_TASK BRIEF:_ Give the listing again exactly, omitting its images.

-- Start DATA FOR PROCESSING --

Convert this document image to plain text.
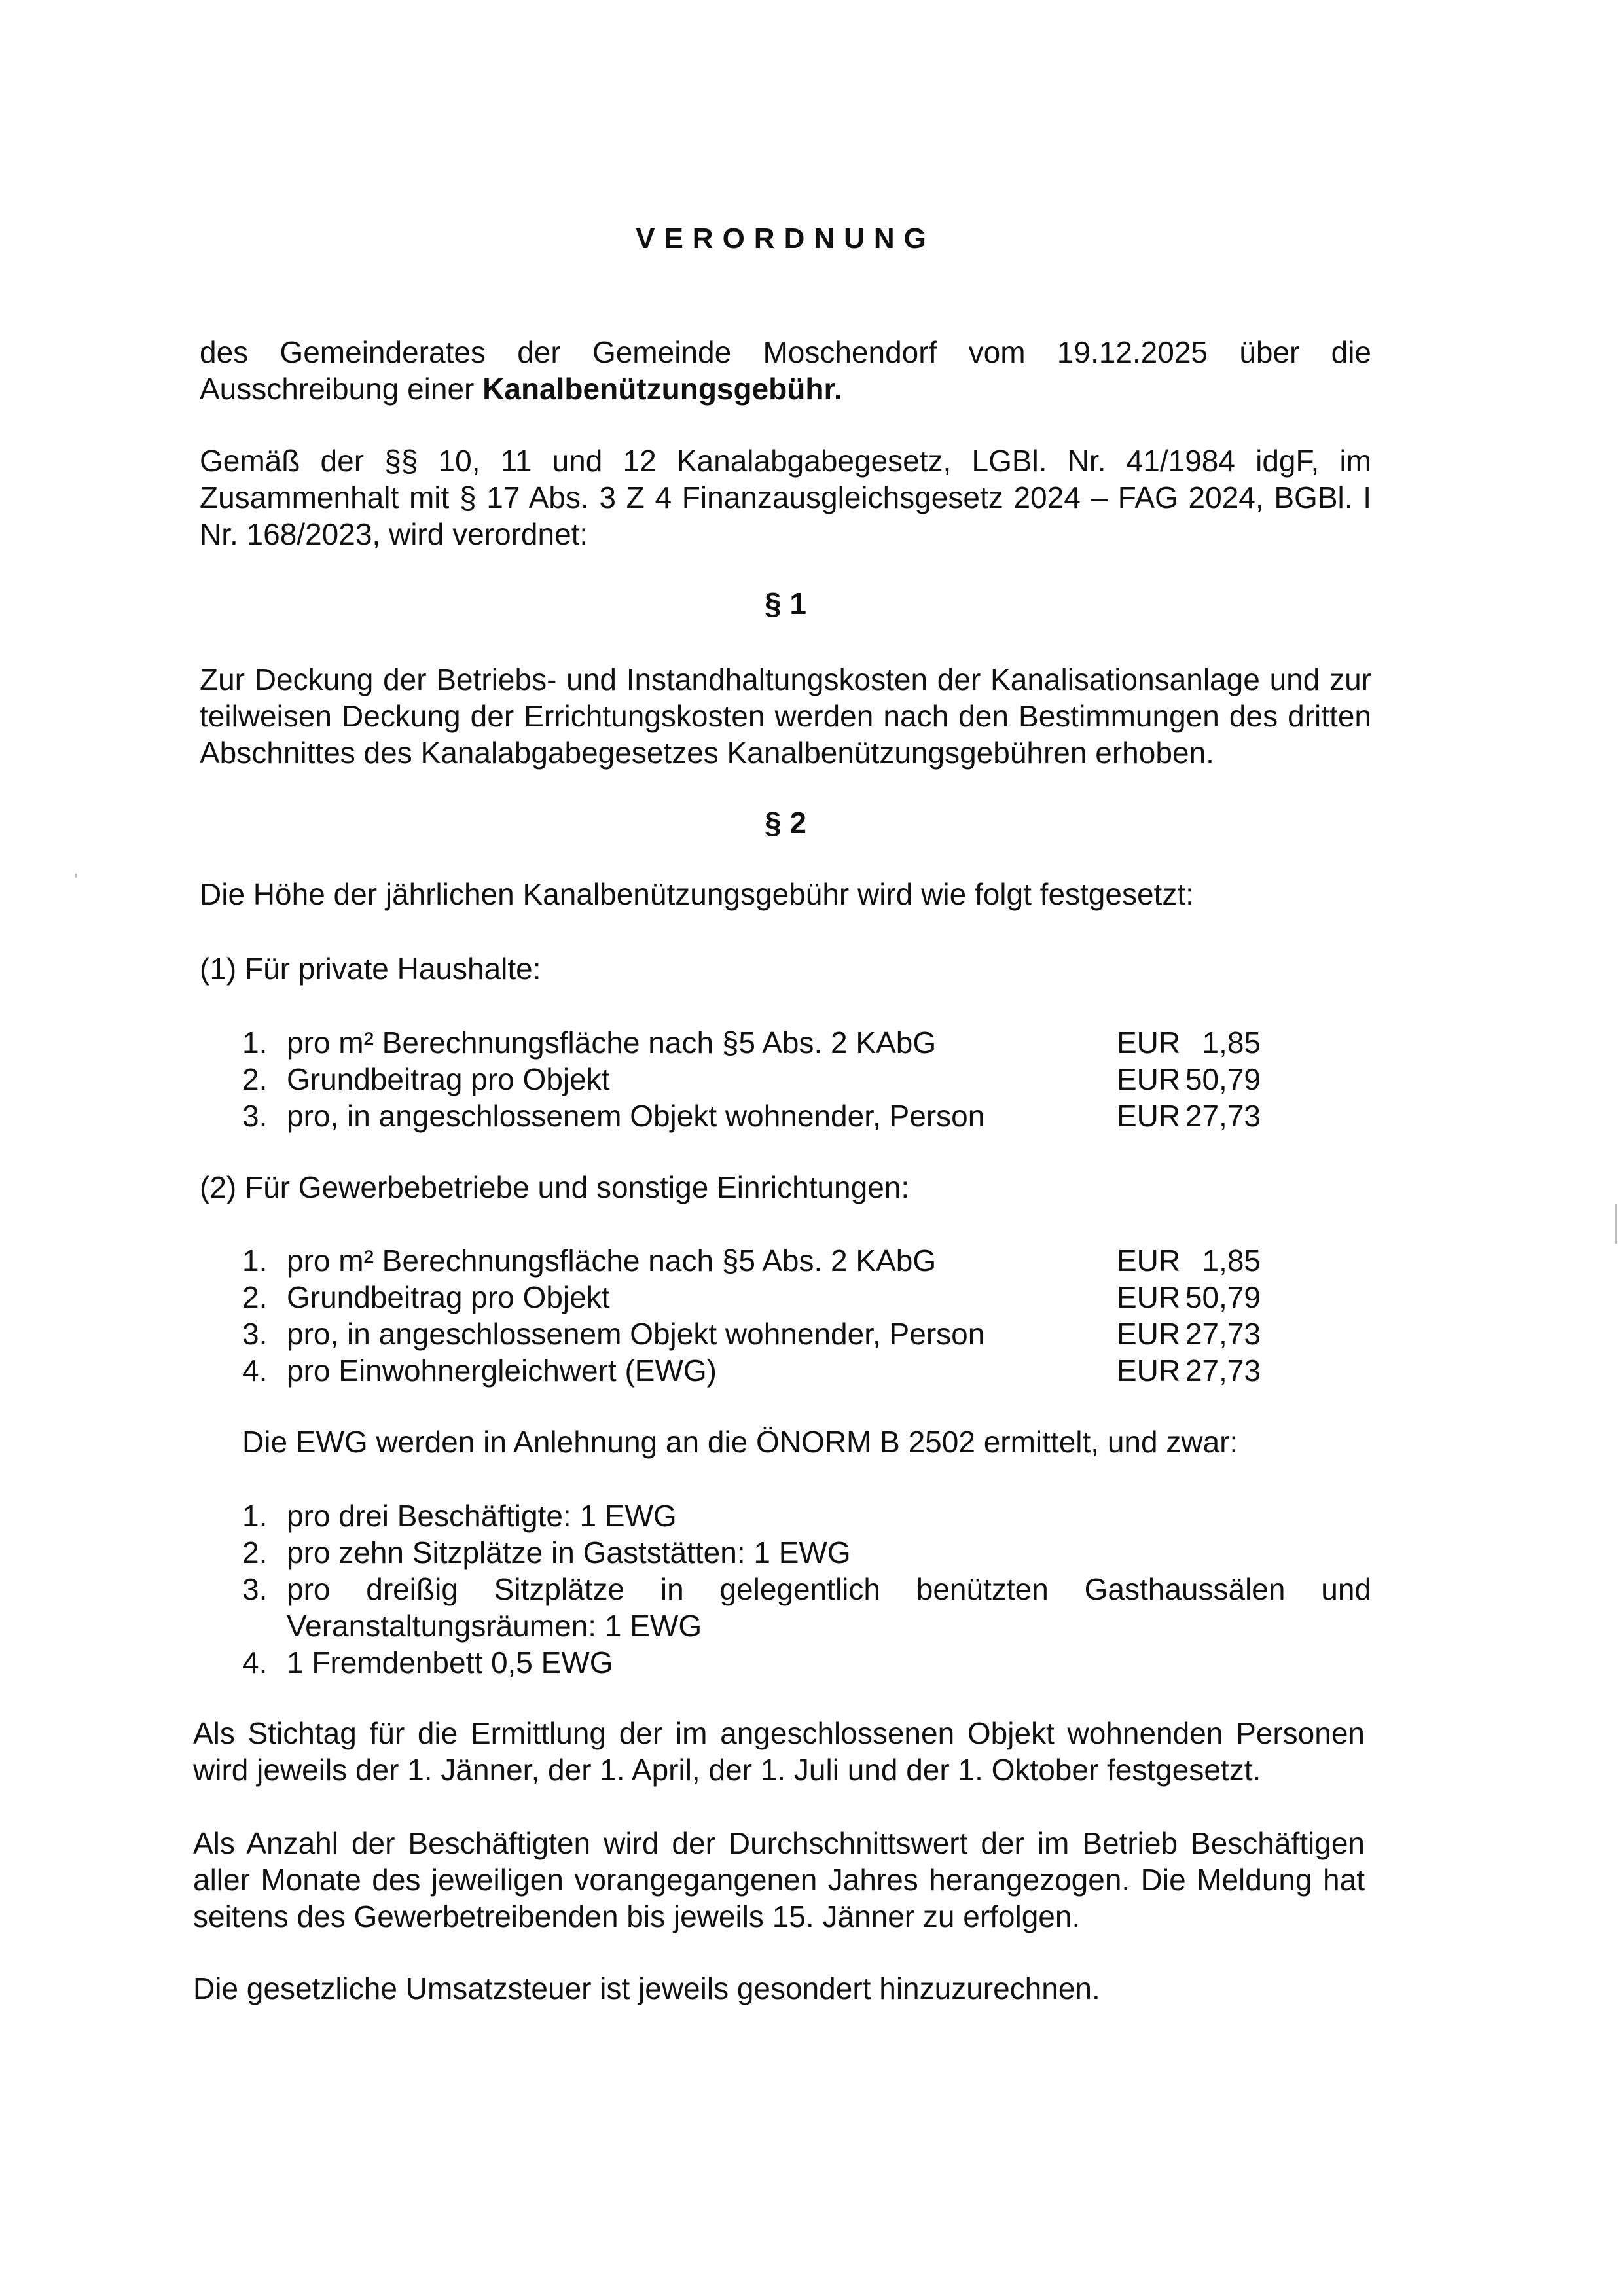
VERORDNUNG
des Gemeinderates der Gemeinde Moschendorf vom 19.12.2025 über die Ausschreibung einer Kanalbenützungsgebühr.
Gemäß der §§ 10, 11 und 12 Kanalabgabegesetz, LGBl. Nr. 41/1984 idgF, im Zusammenhalt mit § 17 Abs. 3 Z 4 Finanzausgleichsgesetz 2024 – FAG 2024, BGBl. I Nr. 168/2023, wird verordnet:
§ 1
Zur Deckung der Betriebs- und Instandhaltungskosten der Kanalisationsanlage und zur teilweisen Deckung der Errichtungskosten werden nach den Bestimmungen des dritten Abschnittes des Kanalabgabegesetzes Kanalbenützungsgebühren erhoben.
§ 2
Die Höhe der jährlichen Kanalbenützungsgebühr wird wie folgt festgesetzt:
(1) Für private Haushalte:
1. pro m² Berechnungsfläche nach §5 Abs. 2 KAbG	EUR 1,85
2. Grundbeitrag pro Objekt	EUR 50,79
3. pro, in angeschlossenem Objekt wohnender, Person	EUR 27,73
(2) Für Gewerbebetriebe und sonstige Einrichtungen:
1. pro m² Berechnungsfläche nach §5 Abs. 2 KAbG	EUR 1,85
2. Grundbeitrag pro Objekt	EUR 50,79
3. pro, in angeschlossenem Objekt wohnender, Person	EUR 27,73
4. pro Einwohnergleichwert (EWG)	EUR 27,73
Die EWG werden in Anlehnung an die ÖNORM B 2502 ermittelt, und zwar:
1. pro drei Beschäftigte: 1 EWG
2. pro zehn Sitzplätze in Gaststätten: 1 EWG
3. pro dreißig Sitzplätze in gelegentlich benützten Gasthaussälen und Veranstaltungsräumen: 1 EWG
4. 1 Fremdenbett 0,5 EWG
Als Stichtag für die Ermittlung der im angeschlossenen Objekt wohnenden Personen wird jeweils der 1. Jänner, der 1. April, der 1. Juli und der 1. Oktober festgesetzt.
Als Anzahl der Beschäftigten wird der Durchschnittswert der im Betrieb Beschäftigen aller Monate des jeweiligen vorangegangenen Jahres herangezogen. Die Meldung hat seitens des Gewerbetreibenden bis jeweils 15. Jänner zu erfolgen.
Die gesetzliche Umsatzsteuer ist jeweils gesondert hinzuzurechnen.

-- End DATA FOR PROCESSING --

_EXPECTED ANSWER:_
Convert this document image to plain text.
VERORDNUNG
des Gemeinderates der Gemeinde Moschendorf vom 19.12.2025 über die Ausschreibung einer Kanalbenützungsgebühr.
Gemäß der §§ 10, 11 und 12 Kanalabgabegesetz, LGBl. Nr. 41/1984 idgF, im Zusammenhalt mit § 17 Abs. 3 Z 4 Finanzausgleichsgesetz 2024 – FAG 2024, BGBl. I Nr. 168/2023, wird verordnet:
§ 1
Zur Deckung der Betriebs- und Instandhaltungskosten der Kanalisationsanlage und zur teilweisen Deckung der Errichtungskosten werden nach den Bestimmungen des dritten Abschnittes des Kanalabgabegesetzes Kanalbenützungsgebühren erhoben.
§ 2
Die Höhe der jährlichen Kanalbenützungsgebühr wird wie folgt festgesetzt:
(1) Für private Haushalte:
1. pro m² Berechnungsfläche nach §5 Abs. 2 KAbG	EUR 1,85
2. Grundbeitrag pro Objekt	EUR 50,79
3. pro, in angeschlossenem Objekt wohnender, Person	EUR 27,73
(2) Für Gewerbebetriebe und sonstige Einrichtungen:
1. pro m² Berechnungsfläche nach §5 Abs. 2 KAbG	EUR 1,85
2. Grundbeitrag pro Objekt	EUR 50,79
3. pro, in angeschlossenem Objekt wohnender, Person	EUR 27,73
4. pro Einwohnergleichwert (EWG)	EUR 27,73
Die EWG werden in Anlehnung an die ÖNORM B 2502 ermittelt, und zwar:
1. pro drei Beschäftigte: 1 EWG
2. pro zehn Sitzplätze in Gaststätten: 1 EWG
3. pro dreißig Sitzplätze in gelegentlich benützten Gasthaussälen und Veranstaltungsräumen: 1 EWG
4. 1 Fremdenbett 0,5 EWG
Als Stichtag für die Ermittlung der im angeschlossenen Objekt wohnenden Personen wird jeweils der 1. Jänner, der 1. April, der 1. Juli und der 1. Oktober festgesetzt.
Als Anzahl der Beschäftigten wird der Durchschnittswert der im Betrieb Beschäftigen aller Monate des jeweiligen vorangegangenen Jahres herangezogen. Die Meldung hat seitens des Gewerbetreibenden bis jeweils 15. Jänner zu erfolgen.
Die gesetzliche Umsatzsteuer ist jeweils gesondert hinzuzurechnen.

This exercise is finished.